To do » Report how many lines contain "JSON", with no other words.

Input records »

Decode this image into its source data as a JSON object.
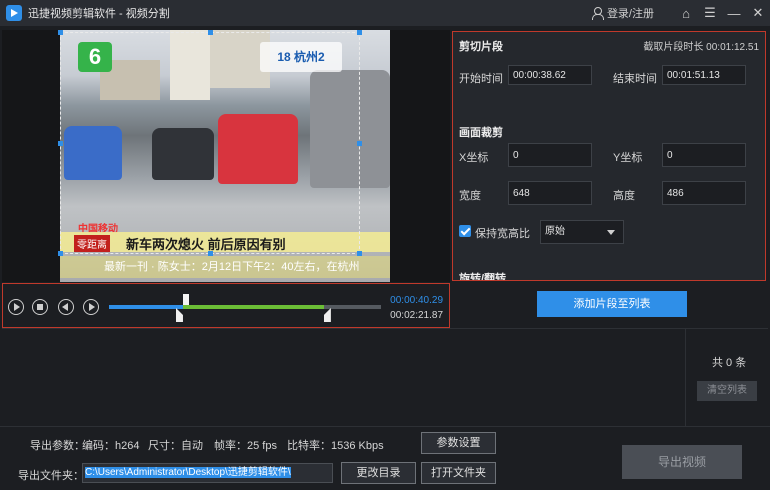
{
  "titlebar": {
    "title": "迅捷视频剪辑软件 - 视频分割",
    "login": "登录/注册",
    "home_icon": "⌂",
    "menu_icon": "☰",
    "minimize_icon": "—",
    "close_icon": "✕"
  },
  "video": {
    "channel_logo": "6",
    "channel_badge": "18 杭州2",
    "caption_small": "中国移动",
    "caption_tag": "零距离",
    "caption_main": "新车两次熄火 前后原因有别",
    "ticker": "最新一刊 · 陈女士：2月12日下午2：40左右，在杭州"
  },
  "playback": {
    "current_time": "00:00:40.29",
    "total_time": "00:02:21.87",
    "played_fraction": 0.284,
    "segment_start_fraction": 0.272,
    "segment_end_fraction": 0.79
  },
  "settings": {
    "clip_section": "剪切片段",
    "duration_label": "截取片段时长",
    "duration_value": "00:01:12.51",
    "start_label": "开始时间",
    "start_value": "00:00:38.62",
    "end_label": "结束时间",
    "end_value": "00:01:51.13",
    "crop_section": "画面裁剪",
    "x_label": "X坐标",
    "x_value": "0",
    "y_label": "Y坐标",
    "y_value": "0",
    "width_label": "宽度",
    "width_value": "648",
    "height_label": "高度",
    "height_value": "486",
    "keep_ratio_label": "保持宽高比",
    "keep_ratio_checked": true,
    "ratio_option": "原始",
    "rotate_section": "旋转/翻转"
  },
  "actions": {
    "add_segment": "添加片段至列表"
  },
  "list": {
    "count": "共 0 条",
    "clear": "清空列表"
  },
  "export": {
    "params_label": "导出参数：",
    "codec": "编码：h264",
    "size": "尺寸：自动",
    "fps": "帧率：25 fps",
    "bitrate": "比特率：1536 Kbps",
    "params_button": "参数设置",
    "folder_label": "导出文件夹：",
    "folder_path": "C:\\Users\\Administrator\\Desktop\\迅捷剪辑软件\\",
    "change_dir": "更改目录",
    "open_folder": "打开文件夹",
    "export_button": "导出视频"
  },
  "colors": {
    "accent": "#2f8fe8",
    "segment": "#6bbd36",
    "highlight_border": "#c0392b"
  }
}
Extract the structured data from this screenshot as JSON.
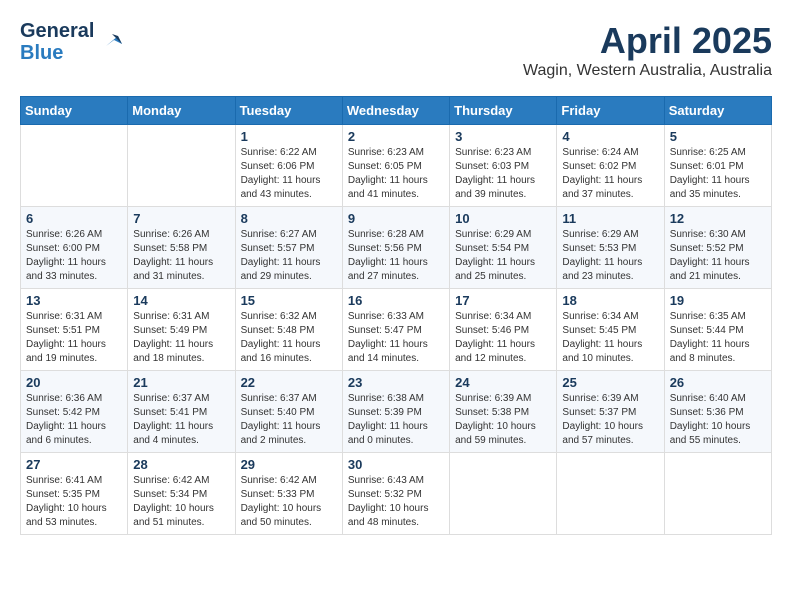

Exercise result » 2